── EXTRACTED DATA
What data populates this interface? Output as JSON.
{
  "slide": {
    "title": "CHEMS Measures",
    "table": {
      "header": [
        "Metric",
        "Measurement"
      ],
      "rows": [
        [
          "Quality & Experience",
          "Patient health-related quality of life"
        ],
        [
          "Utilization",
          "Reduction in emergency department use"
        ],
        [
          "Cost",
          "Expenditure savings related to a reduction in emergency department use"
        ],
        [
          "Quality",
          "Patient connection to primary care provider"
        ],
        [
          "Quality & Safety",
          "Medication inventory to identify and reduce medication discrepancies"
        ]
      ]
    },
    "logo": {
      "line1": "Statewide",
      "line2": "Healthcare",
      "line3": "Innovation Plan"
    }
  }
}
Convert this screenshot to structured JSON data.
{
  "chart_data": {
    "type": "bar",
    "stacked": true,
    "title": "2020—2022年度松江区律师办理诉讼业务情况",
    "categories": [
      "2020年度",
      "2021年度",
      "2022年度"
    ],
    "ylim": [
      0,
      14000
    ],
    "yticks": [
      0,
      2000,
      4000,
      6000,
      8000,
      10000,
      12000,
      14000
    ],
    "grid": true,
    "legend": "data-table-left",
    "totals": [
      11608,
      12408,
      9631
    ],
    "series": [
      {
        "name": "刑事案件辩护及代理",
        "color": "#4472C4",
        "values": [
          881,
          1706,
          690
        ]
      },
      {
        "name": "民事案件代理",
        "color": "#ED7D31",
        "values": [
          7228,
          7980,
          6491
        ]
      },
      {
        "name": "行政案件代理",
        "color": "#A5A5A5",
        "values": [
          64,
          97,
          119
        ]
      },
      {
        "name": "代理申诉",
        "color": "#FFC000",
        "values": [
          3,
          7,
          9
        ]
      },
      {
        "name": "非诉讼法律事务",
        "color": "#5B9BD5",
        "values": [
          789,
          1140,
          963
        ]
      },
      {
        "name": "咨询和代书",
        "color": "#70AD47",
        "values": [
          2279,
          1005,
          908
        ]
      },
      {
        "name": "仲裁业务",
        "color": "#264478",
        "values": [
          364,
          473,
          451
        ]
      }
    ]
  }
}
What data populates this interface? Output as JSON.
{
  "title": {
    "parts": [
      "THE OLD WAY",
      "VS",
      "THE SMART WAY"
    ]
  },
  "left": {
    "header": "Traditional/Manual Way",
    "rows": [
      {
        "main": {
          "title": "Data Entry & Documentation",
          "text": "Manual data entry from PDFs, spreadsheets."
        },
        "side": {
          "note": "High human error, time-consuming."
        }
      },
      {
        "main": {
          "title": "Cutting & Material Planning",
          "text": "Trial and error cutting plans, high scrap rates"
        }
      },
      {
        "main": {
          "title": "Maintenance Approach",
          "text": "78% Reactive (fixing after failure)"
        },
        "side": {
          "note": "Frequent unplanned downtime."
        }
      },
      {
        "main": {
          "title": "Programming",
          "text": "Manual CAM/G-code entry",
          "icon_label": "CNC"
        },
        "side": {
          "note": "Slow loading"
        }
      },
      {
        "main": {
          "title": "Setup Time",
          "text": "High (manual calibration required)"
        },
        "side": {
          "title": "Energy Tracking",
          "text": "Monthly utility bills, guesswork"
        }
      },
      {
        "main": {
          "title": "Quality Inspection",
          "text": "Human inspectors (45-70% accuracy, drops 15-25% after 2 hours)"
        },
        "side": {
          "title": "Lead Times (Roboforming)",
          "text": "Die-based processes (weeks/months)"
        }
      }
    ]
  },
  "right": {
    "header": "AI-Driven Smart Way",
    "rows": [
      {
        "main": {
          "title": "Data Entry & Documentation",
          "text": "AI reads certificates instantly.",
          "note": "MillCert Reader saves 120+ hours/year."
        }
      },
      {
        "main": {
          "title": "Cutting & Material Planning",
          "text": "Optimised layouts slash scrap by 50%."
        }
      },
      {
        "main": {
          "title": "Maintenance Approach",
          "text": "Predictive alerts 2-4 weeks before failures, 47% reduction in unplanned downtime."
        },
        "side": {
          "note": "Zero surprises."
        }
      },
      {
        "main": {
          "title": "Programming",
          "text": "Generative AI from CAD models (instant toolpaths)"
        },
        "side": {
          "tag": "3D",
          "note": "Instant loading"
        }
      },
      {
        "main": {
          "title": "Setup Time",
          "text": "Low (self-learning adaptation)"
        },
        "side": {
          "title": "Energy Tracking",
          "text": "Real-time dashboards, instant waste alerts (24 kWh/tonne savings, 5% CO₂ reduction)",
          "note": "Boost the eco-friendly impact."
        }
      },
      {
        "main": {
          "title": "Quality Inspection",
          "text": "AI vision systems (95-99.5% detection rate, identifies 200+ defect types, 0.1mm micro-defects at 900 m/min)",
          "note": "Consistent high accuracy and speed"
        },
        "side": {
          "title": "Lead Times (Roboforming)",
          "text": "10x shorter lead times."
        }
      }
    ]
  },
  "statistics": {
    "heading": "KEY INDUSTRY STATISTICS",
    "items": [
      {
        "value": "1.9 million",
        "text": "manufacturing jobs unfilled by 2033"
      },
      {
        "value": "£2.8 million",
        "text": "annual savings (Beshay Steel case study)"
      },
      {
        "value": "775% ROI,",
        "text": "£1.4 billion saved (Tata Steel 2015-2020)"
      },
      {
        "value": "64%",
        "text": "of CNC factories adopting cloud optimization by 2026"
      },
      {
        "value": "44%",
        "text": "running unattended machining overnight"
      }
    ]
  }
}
────
- **AIM**
Respond with the number of lines containing "after" and no additional words.

- **REPLY**
2